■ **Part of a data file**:
## Start

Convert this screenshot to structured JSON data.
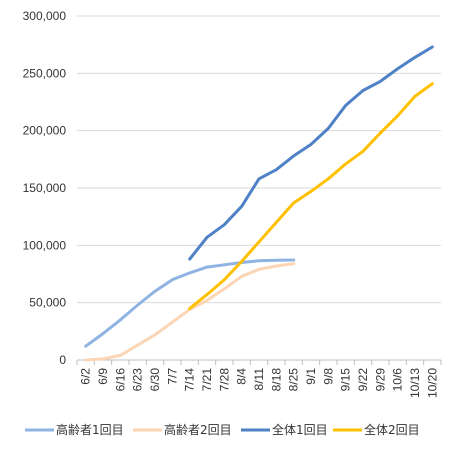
{
  "chart_data": {
    "type": "line",
    "categories": [
      "6/2",
      "6/9",
      "6/16",
      "6/23",
      "6/30",
      "7/7",
      "7/14",
      "7/21",
      "7/28",
      "8/4",
      "8/11",
      "8/18",
      "8/25",
      "9/1",
      "9/8",
      "9/15",
      "9/22",
      "9/29",
      "10/6",
      "10/13",
      "10/20"
    ],
    "ylim": [
      0,
      300000
    ],
    "yticks": [
      0,
      50000,
      100000,
      150000,
      200000,
      250000,
      300000
    ],
    "ytick_labels": [
      "0",
      "50,000",
      "100,000",
      "150,000",
      "200,000",
      "250,000",
      "300,000"
    ],
    "grid": true,
    "legend_position": "bottom",
    "series": [
      {
        "name": "高齢者1回目",
        "color": "#8fb4e3",
        "values": [
          12000,
          23000,
          35000,
          48000,
          60000,
          70000,
          76000,
          81000,
          83000,
          85000,
          86500,
          87000,
          87200,
          null,
          null,
          null,
          null,
          null,
          null,
          null,
          null
        ]
      },
      {
        "name": "高齢者2回目",
        "color": "#fcd5b5",
        "values": [
          0,
          1000,
          4000,
          13000,
          22000,
          33000,
          44000,
          52000,
          62000,
          73000,
          79000,
          82000,
          84000,
          null,
          null,
          null,
          null,
          null,
          null,
          null,
          null
        ]
      },
      {
        "name": "全体1回目",
        "color": "#4f81c6",
        "values": [
          null,
          null,
          null,
          null,
          null,
          null,
          88000,
          107000,
          118000,
          134000,
          158000,
          166000,
          178000,
          188000,
          202000,
          222000,
          235000,
          243000,
          254000,
          264000,
          273000
        ]
      },
      {
        "name": "全体2回目",
        "color": "#ffc000",
        "values": [
          null,
          null,
          null,
          null,
          null,
          null,
          45000,
          57000,
          70000,
          86000,
          103000,
          120000,
          137000,
          147000,
          158000,
          171000,
          182000,
          198000,
          213000,
          230000,
          241000
        ]
      }
    ]
  }
}
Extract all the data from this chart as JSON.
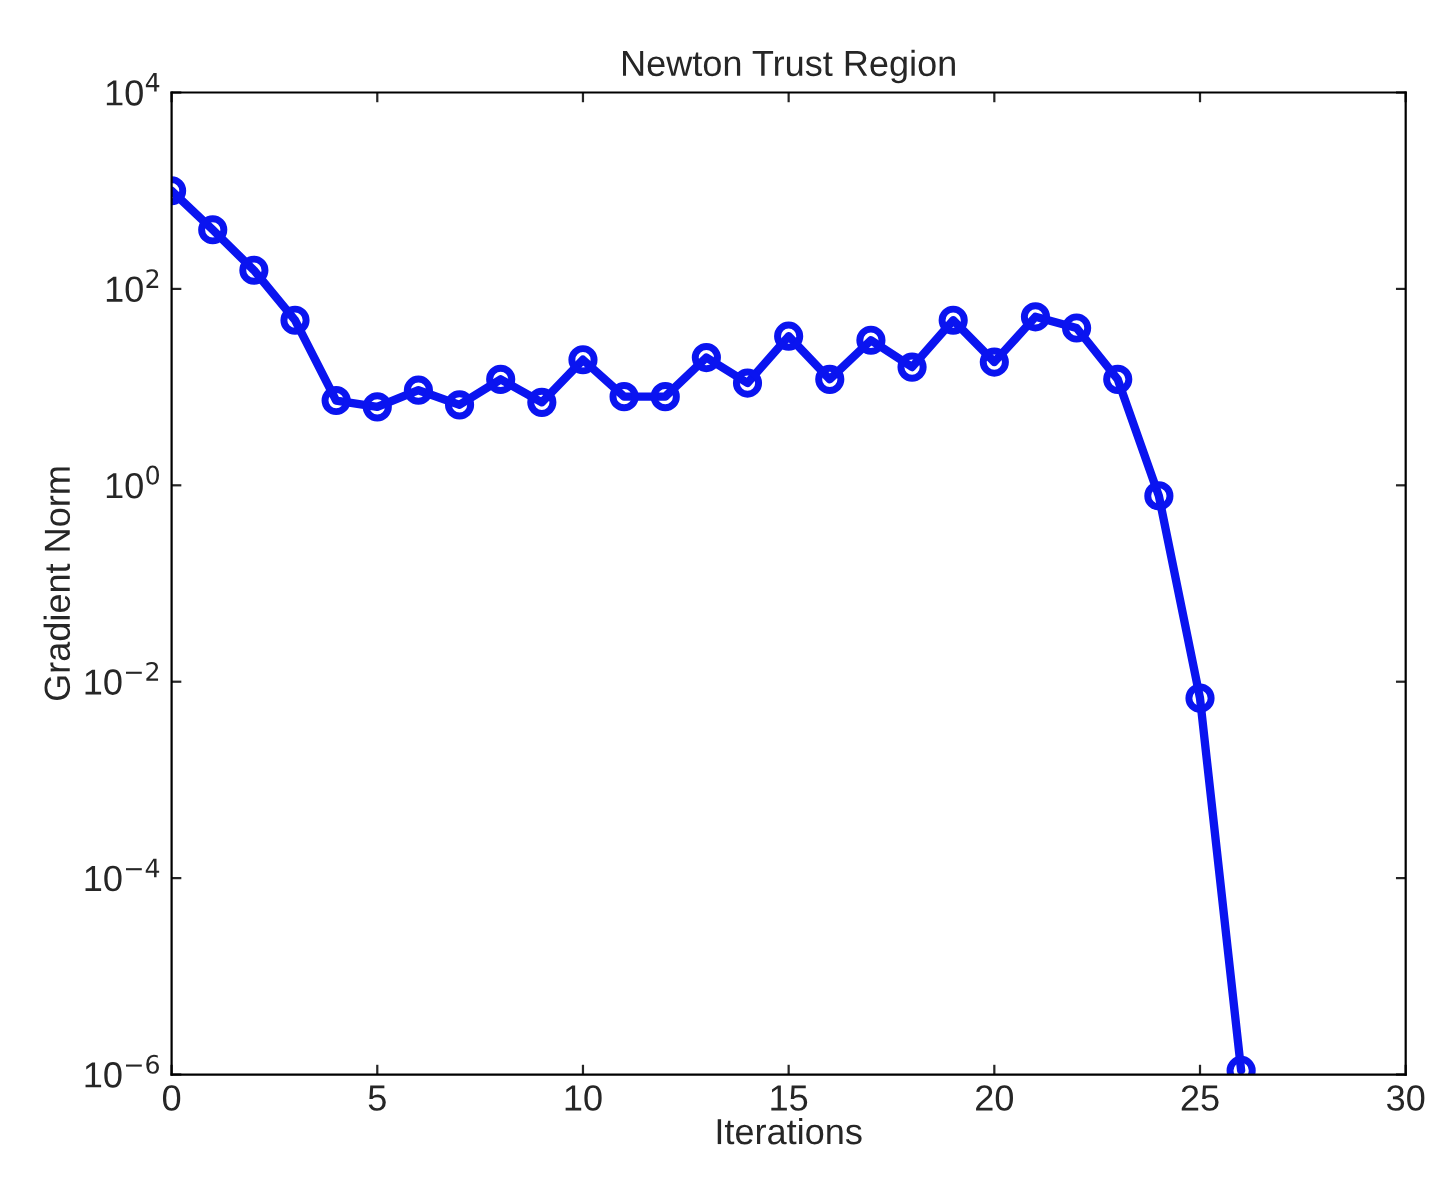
{
  "chart_data": {
    "type": "line",
    "title": "Newton Trust Region",
    "xlabel": "Iterations",
    "ylabel": "Gradient Norm",
    "x": [
      0,
      1,
      2,
      3,
      4,
      5,
      6,
      7,
      8,
      9,
      10,
      11,
      12,
      13,
      14,
      15,
      16,
      17,
      18,
      19,
      20,
      21,
      22,
      23,
      24,
      25,
      26
    ],
    "series": [
      {
        "color": "#0a14f0",
        "values": [
          1000,
          400,
          155,
          48,
          7.3,
          6.3,
          9.3,
          6.6,
          12,
          7,
          19,
          8,
          8,
          20,
          11,
          33,
          12,
          30,
          16,
          48,
          18,
          52,
          40,
          12,
          0.78,
          0.0068,
          1.1e-06
        ]
      }
    ],
    "log": "y",
    "marker": "circle",
    "line_style": "solid",
    "grid": false,
    "xlim": [
      0,
      30
    ],
    "xticks": [
      0,
      5,
      10,
      15,
      20,
      25,
      30
    ],
    "ylim": [
      1e-06,
      10000
    ],
    "yticks": [
      {
        "value": 1e-06,
        "label": "10$^{−6}$"
      },
      {
        "value": 0.0001,
        "label": "10$^{−4}$"
      },
      {
        "value": 0.01,
        "label": "10$^{−2}$"
      },
      {
        "value": 1,
        "label": "10$^{0}$"
      },
      {
        "value": 100,
        "label": "10$^{2}$"
      },
      {
        "value": 10000,
        "label": "10$^{4}$"
      }
    ]
  }
}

## End

■ **Exercise brief**:
Transcribe the listing in full. Omit the pictures and keep every line exact.

■ **Answer to this problem**:
Convert this screenshot to structured JSON data.
{
  "chart_data": {
    "type": "line",
    "categories": [
      "6/2",
      "6/9",
      "6/16",
      "6/23",
      "6/30",
      "7/7",
      "7/14",
      "7/21",
      "7/28",
      "8/4",
      "8/11",
      "8/18",
      "8/25",
      "9/1",
      "9/8",
      "9/15",
      "9/22",
      "9/29",
      "10/6",
      "10/13",
      "10/20"
    ],
    "ylim": [
      0,
      300000
    ],
    "yticks": [
      0,
      50000,
      100000,
      150000,
      200000,
      250000,
      300000
    ],
    "ytick_labels": [
      "0",
      "50,000",
      "100,000",
      "150,000",
      "200,000",
      "250,000",
      "300,000"
    ],
    "grid": true,
    "legend_position": "bottom",
    "series": [
      {
        "name": "高齢者1回目",
        "color": "#8fb4e3",
        "values": [
          12000,
          23000,
          35000,
          48000,
          60000,
          70000,
          76000,
          81000,
          83000,
          85000,
          86500,
          87000,
          87200,
          null,
          null,
          null,
          null,
          null,
          null,
          null,
          null
        ]
      },
      {
        "name": "高齢者2回目",
        "color": "#fcd5b5",
        "values": [
          0,
          1000,
          4000,
          13000,
          22000,
          33000,
          44000,
          52000,
          62000,
          73000,
          79000,
          82000,
          84000,
          null,
          null,
          null,
          null,
          null,
          null,
          null,
          null
        ]
      },
      {
        "name": "全体1回目",
        "color": "#4f81c6",
        "values": [
          null,
          null,
          null,
          null,
          null,
          null,
          88000,
          107000,
          118000,
          134000,
          158000,
          166000,
          178000,
          188000,
          202000,
          222000,
          235000,
          243000,
          254000,
          264000,
          273000
        ]
      },
      {
        "name": "全体2回目",
        "color": "#ffc000",
        "values": [
          null,
          null,
          null,
          null,
          null,
          null,
          45000,
          57000,
          70000,
          86000,
          103000,
          120000,
          137000,
          147000,
          158000,
          171000,
          182000,
          198000,
          213000,
          230000,
          241000
        ]
      }
    ]
  }
}
Extract all the data from this chart as JSON.
{
  "chart_data": {
    "type": "line",
    "title": "Newton Trust Region",
    "xlabel": "Iterations",
    "ylabel": "Gradient Norm",
    "x": [
      0,
      1,
      2,
      3,
      4,
      5,
      6,
      7,
      8,
      9,
      10,
      11,
      12,
      13,
      14,
      15,
      16,
      17,
      18,
      19,
      20,
      21,
      22,
      23,
      24,
      25,
      26
    ],
    "series": [
      {
        "color": "#0a14f0",
        "values": [
          1000,
          400,
          155,
          48,
          7.3,
          6.3,
          9.3,
          6.6,
          12,
          7,
          19,
          8,
          8,
          20,
          11,
          33,
          12,
          30,
          16,
          48,
          18,
          52,
          40,
          12,
          0.78,
          0.0068,
          1.1e-06
        ]
      }
    ],
    "log": "y",
    "marker": "circle",
    "line_style": "solid",
    "grid": false,
    "xlim": [
      0,
      30
    ],
    "xticks": [
      0,
      5,
      10,
      15,
      20,
      25,
      30
    ],
    "ylim": [
      1e-06,
      10000
    ],
    "yticks": [
      {
        "value": 1e-06,
        "label": "10$^{−6}$"
      },
      {
        "value": 0.0001,
        "label": "10$^{−4}$"
      },
      {
        "value": 0.01,
        "label": "10$^{−2}$"
      },
      {
        "value": 1,
        "label": "10$^{0}$"
      },
      {
        "value": 100,
        "label": "10$^{2}$"
      },
      {
        "value": 10000,
        "label": "10$^{4}$"
      }
    ]
  }
}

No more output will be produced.